▼
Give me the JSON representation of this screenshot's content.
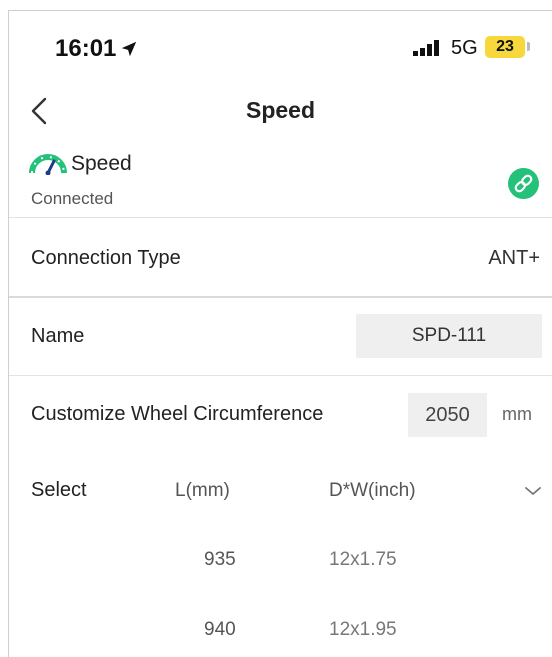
{
  "status_bar": {
    "time": "16:01",
    "network": "5G",
    "battery": "23",
    "battery_color": "#f6d83c"
  },
  "nav": {
    "title": "Speed",
    "back_icon": "chevron-left-icon"
  },
  "sensor": {
    "name": "Speed",
    "status": "Connected",
    "icon": "speedometer-icon",
    "link_icon": "link-icon",
    "accent_color": "#23c17a"
  },
  "connection_type": {
    "label": "Connection Type",
    "value": "ANT+"
  },
  "name_field": {
    "label": "Name",
    "value": "SPD-111"
  },
  "wheel_circumference": {
    "label": "Customize Wheel Circumference",
    "value": "2050",
    "unit": "mm"
  },
  "wheel_select": {
    "label": "Select",
    "col_l": "L(mm)",
    "col_dw": "D*W(inch)",
    "rows": [
      {
        "l": "935",
        "dw": "12x1.75"
      },
      {
        "l": "940",
        "dw": "12x1.95"
      }
    ]
  }
}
▲
*DIRECTIONS*
Without the pictures, repeat the listing above exactly.

*RESPONSE*
Give me the JSON representation of this screenshot's content.
{
  "status_bar": {
    "time": "16:01",
    "network": "5G",
    "battery": "23",
    "battery_color": "#f6d83c"
  },
  "nav": {
    "title": "Speed",
    "back_icon": "chevron-left-icon"
  },
  "sensor": {
    "name": "Speed",
    "status": "Connected",
    "icon": "speedometer-icon",
    "link_icon": "link-icon",
    "accent_color": "#23c17a"
  },
  "connection_type": {
    "label": "Connection Type",
    "value": "ANT+"
  },
  "name_field": {
    "label": "Name",
    "value": "SPD-111"
  },
  "wheel_circumference": {
    "label": "Customize Wheel Circumference",
    "value": "2050",
    "unit": "mm"
  },
  "wheel_select": {
    "label": "Select",
    "col_l": "L(mm)",
    "col_dw": "D*W(inch)",
    "rows": [
      {
        "l": "935",
        "dw": "12x1.75"
      },
      {
        "l": "940",
        "dw": "12x1.95"
      }
    ]
  }
}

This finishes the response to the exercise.